应用多重PCR技术鉴定我国6个旋毛虫地理株的研究

目的 对我国猪源旋毛虫地理株进行鉴定和分类。 方法 根据旋毛虫rDNA扩展片段V区（expansion segment V region，ESV）和内转录间隔区（internal transcribed spacers，ITS）ITS1和ITS2基因序列合成5对特异性引物，以旋毛虫（Trichinella spiralis，T1）、乡土旋毛虫（T. nativa，T2）、布氏旋毛虫（T. britovi，T3）、伪旋毛虫（T. pseudospiralis，T4）及纳氏旋毛虫（T. nelsoni，T7）的国际参考株作为对照，应用多重PCR对我国6个猪源旋毛虫地理株（河南、云南、哈尔滨、黑龙江同江、湖北及天津）进行鉴定，并观察影响多重PCR扩增的因素。 结果 我国6个猪源旋毛虫地理株多重PCR扩增结果显示，均具1条与T1相同的条带（173 bp）。应用多重PCR对单条旋毛虫幼虫、不同保存条件的旋毛虫幼虫及含幼虫的新鲜小鼠肌肉提取液进行扩增，均得到173 bp的特异性条带。 结论 经多重PCR鉴定我国6个猪源旋毛虫地理株均为T1。

====

*任务简述 A*
根据这段摘要回答：
(i) 研究根据基因序列合成了几对特异性引物？
(ii) 我国6个猪源旋毛虫地理株的多重PCR扩增条带长度是多少？
(iii) 结论认为这6个地理株属于哪一种？
*任务简述 B*
把这段摘要从“目的 对我国猪源旋毛虫地理株进行鉴定和分类。 方法”起到“bp的特异性条带。 结论 经多重PCR鉴定我国6个猪源旋毛虫地理株均为T1。”为止（含两端）的部分重写一遍，并将其中的“小鼠”改为“大鼠”。

边界框预测数据
====

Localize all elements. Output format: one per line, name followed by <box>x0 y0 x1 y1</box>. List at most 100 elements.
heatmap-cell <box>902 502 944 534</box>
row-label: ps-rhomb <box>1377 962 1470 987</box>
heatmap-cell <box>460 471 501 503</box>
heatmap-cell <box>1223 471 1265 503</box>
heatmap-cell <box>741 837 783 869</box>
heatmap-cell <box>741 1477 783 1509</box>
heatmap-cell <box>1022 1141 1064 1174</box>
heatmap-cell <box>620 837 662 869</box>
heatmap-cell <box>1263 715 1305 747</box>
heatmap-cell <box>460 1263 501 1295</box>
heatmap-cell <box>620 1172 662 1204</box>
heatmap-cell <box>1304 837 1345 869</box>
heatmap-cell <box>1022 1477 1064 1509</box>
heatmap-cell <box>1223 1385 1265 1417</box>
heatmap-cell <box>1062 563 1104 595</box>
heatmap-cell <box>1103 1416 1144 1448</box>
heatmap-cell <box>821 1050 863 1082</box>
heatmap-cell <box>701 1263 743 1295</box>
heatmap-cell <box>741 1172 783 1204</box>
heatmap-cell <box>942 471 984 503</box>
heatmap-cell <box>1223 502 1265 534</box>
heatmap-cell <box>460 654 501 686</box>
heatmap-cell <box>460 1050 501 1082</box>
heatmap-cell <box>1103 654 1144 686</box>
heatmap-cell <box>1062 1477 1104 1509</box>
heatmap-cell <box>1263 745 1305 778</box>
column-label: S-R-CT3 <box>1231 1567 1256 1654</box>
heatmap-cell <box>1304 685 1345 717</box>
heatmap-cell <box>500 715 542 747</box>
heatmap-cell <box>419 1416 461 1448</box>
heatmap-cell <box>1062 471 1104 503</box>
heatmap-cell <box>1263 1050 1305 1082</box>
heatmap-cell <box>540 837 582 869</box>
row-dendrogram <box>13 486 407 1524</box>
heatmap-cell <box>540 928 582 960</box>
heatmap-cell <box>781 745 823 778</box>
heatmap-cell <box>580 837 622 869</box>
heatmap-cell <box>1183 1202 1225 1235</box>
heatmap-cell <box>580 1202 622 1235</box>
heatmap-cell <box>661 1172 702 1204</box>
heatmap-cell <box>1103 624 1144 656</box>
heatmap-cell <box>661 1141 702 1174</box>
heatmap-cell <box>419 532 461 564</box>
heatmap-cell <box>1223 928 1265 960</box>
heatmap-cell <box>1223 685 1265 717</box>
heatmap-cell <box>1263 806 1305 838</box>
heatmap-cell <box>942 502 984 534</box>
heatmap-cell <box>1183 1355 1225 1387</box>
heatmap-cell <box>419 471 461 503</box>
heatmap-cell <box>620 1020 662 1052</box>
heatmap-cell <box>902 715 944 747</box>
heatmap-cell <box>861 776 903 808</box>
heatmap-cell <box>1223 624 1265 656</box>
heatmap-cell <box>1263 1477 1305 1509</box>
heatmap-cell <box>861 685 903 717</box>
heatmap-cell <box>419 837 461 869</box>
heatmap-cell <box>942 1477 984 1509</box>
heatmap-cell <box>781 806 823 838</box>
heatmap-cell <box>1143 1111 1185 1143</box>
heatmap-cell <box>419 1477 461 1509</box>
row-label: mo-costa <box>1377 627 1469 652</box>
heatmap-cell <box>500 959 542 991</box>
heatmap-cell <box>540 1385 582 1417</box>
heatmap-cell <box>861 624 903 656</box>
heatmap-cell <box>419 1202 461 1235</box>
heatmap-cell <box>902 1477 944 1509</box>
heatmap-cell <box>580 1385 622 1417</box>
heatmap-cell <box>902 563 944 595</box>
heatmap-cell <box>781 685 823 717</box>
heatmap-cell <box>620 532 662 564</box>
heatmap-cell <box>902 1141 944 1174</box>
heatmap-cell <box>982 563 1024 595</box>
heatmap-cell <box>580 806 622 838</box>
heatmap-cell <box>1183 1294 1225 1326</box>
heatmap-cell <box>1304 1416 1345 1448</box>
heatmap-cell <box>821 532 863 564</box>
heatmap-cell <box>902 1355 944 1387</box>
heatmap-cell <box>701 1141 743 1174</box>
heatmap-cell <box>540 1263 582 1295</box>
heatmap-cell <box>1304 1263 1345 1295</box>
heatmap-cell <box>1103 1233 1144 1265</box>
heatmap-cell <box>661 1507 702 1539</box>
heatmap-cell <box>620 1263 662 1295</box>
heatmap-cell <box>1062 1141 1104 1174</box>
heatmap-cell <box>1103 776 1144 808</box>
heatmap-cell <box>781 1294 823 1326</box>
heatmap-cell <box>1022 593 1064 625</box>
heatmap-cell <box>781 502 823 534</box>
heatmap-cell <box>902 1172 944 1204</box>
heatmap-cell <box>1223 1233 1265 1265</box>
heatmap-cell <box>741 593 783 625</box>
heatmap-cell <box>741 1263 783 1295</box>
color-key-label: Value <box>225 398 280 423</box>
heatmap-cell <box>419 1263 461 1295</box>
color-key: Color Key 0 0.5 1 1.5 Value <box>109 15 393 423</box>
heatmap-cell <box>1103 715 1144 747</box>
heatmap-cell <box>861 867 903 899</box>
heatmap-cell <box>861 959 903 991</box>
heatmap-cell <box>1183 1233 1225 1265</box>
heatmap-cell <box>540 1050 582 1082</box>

====

*结果 A*
(i) 5对。
(ii) 173 bp。
(iii) 均为T1（旋毛虫，Trichinella spiralis）。

*结果 B*
目的 对我国猪源旋毛虫地理株进行鉴定和分类。 方法 根据旋毛虫rDNA扩展片段V区（expansion segment V region，ESV）和内转录间隔区（internal transcribed spacers，ITS）ITS1和ITS2基因序列合成5对特异性引物，以旋毛虫（Trichinella spiralis，T1）、乡土旋毛虫（T. nativa，T2）、布氏旋毛虫（T. britovi，T3）、伪旋毛虫（T. pseudospiralis，T4）及纳氏旋毛虫（T. nelsoni，T7）的国际参考株作为对照，应用多重PCR对我国6个猪源旋毛虫地理株（河南、云南、哈尔滨、黑龙江同江、湖北及天津）进行鉴定，并观察影响多重PCR扩增的因素。 结果 我国6个猪源旋毛虫地理株多重PCR扩增结果显示，均具1条与T1相同的条带（173 bp）。应用多重PCR对单条旋毛虫幼虫、不同保存条件的旋毛虫幼虫及含幼虫的新鲜大鼠肌肉提取液进行扩增，均得到173 bp的特异性条带。 结论 经多重PCR鉴定我国6个猪源旋毛虫地理株均为T1。